**Task description:**
Lines holding the string "Model" are the ones to copy; find them all in the data.

--- START OF Excerpted data ---

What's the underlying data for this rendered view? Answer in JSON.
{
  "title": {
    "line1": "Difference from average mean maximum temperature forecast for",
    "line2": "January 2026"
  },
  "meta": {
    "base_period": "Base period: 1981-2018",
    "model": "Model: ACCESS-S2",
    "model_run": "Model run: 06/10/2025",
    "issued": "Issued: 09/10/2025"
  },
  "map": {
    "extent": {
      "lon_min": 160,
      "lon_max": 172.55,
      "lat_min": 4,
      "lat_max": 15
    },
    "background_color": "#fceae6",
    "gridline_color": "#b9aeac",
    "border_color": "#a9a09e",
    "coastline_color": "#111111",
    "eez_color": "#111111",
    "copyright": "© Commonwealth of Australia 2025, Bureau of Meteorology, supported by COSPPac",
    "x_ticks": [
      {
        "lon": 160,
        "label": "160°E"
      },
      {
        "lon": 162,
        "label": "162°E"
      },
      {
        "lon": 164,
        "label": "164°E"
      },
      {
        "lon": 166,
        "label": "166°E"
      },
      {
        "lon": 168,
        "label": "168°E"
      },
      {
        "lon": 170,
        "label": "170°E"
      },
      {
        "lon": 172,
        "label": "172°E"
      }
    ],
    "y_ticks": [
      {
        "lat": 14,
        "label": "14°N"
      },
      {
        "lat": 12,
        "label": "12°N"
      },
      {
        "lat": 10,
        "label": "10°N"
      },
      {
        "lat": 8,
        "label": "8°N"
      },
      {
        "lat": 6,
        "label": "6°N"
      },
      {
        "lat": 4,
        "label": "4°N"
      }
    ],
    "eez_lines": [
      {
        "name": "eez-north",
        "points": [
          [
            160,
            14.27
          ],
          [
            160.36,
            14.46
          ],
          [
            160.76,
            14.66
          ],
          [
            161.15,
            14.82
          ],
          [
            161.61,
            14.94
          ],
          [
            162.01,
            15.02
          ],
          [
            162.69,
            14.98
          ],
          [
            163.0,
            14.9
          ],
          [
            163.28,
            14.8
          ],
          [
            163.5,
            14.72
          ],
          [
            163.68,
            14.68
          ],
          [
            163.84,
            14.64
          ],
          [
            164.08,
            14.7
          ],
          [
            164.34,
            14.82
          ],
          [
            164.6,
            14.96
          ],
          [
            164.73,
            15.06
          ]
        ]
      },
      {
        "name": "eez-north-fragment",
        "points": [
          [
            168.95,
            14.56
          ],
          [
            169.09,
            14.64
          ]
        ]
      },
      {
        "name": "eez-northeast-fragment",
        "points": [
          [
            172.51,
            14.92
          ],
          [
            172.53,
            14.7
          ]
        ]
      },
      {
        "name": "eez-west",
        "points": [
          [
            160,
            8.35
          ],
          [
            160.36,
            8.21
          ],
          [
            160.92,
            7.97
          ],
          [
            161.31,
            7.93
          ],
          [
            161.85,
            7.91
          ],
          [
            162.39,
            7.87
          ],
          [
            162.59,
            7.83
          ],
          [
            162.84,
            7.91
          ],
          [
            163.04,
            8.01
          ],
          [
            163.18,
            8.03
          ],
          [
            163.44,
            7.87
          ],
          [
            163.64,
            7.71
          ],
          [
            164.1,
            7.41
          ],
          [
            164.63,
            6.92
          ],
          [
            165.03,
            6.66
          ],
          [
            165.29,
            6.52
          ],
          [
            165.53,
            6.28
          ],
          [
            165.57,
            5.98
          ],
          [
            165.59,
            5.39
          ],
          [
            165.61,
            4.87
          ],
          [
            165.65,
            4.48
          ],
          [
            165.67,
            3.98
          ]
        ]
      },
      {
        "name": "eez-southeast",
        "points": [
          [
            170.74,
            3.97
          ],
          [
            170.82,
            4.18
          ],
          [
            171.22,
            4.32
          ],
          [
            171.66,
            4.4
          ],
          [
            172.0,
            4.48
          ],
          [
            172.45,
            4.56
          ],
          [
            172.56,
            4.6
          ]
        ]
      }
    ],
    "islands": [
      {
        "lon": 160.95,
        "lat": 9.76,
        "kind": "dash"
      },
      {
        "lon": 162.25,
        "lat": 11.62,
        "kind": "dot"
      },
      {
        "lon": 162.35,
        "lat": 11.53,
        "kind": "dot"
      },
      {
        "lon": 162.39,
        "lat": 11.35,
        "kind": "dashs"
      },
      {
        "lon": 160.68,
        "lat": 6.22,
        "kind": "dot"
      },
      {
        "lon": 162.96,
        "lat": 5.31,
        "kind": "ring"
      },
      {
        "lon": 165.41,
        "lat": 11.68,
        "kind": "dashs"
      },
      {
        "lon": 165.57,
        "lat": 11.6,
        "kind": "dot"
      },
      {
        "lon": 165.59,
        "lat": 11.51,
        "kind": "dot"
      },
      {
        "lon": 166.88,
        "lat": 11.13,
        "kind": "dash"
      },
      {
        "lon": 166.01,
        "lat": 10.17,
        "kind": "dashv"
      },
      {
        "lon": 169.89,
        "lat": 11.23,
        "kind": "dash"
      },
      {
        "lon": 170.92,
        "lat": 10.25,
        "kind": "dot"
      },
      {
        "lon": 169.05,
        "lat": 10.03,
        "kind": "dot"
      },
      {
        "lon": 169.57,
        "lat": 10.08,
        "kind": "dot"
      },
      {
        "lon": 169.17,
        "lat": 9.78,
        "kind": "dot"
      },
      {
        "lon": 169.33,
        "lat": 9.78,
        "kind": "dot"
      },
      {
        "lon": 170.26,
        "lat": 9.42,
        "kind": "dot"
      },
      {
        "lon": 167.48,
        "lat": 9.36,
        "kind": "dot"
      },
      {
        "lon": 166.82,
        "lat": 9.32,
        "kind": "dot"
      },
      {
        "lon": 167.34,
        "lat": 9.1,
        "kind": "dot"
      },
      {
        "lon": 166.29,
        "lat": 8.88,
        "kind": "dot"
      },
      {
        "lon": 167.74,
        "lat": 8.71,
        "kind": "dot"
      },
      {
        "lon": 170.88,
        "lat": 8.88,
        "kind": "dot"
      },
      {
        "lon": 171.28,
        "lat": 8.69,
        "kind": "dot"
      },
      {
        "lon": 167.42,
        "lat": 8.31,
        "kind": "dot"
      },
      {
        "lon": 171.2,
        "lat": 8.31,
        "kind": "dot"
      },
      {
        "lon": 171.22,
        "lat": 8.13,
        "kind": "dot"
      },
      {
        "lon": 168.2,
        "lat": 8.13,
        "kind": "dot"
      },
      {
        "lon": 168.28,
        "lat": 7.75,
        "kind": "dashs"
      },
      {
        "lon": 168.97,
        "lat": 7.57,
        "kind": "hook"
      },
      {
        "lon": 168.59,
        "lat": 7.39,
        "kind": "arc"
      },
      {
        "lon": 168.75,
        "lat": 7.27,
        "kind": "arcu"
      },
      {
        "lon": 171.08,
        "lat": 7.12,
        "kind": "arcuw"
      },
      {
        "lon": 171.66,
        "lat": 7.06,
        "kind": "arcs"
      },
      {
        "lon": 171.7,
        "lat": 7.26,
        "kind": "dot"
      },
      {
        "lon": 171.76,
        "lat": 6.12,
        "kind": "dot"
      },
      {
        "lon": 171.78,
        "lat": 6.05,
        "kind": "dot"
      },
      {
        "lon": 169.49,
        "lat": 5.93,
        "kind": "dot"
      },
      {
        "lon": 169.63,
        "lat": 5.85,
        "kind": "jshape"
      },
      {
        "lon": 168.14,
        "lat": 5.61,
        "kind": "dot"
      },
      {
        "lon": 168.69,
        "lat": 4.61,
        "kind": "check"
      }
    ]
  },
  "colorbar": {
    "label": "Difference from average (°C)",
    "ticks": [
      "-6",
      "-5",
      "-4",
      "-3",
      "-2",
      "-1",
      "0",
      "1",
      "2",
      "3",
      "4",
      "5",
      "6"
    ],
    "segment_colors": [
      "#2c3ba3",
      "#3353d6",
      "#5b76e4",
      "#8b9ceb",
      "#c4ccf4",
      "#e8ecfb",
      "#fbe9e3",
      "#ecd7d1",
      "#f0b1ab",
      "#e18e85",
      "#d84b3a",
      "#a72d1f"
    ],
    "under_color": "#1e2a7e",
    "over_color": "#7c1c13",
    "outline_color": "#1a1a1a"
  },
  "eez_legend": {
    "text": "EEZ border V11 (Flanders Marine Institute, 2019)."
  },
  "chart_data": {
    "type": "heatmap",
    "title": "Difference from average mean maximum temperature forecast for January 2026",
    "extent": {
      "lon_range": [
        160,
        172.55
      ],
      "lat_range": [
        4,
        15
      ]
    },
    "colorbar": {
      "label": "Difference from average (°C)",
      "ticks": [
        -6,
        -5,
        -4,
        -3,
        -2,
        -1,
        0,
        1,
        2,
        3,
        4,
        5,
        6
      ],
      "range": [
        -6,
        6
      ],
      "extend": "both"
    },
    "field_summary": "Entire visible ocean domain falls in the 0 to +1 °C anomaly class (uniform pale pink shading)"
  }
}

--- END OF Excerpted data ---

**Task solution:**
    "model": "Model: ACCESS-S2",
    "model_run": "Model run: 06/10/2025",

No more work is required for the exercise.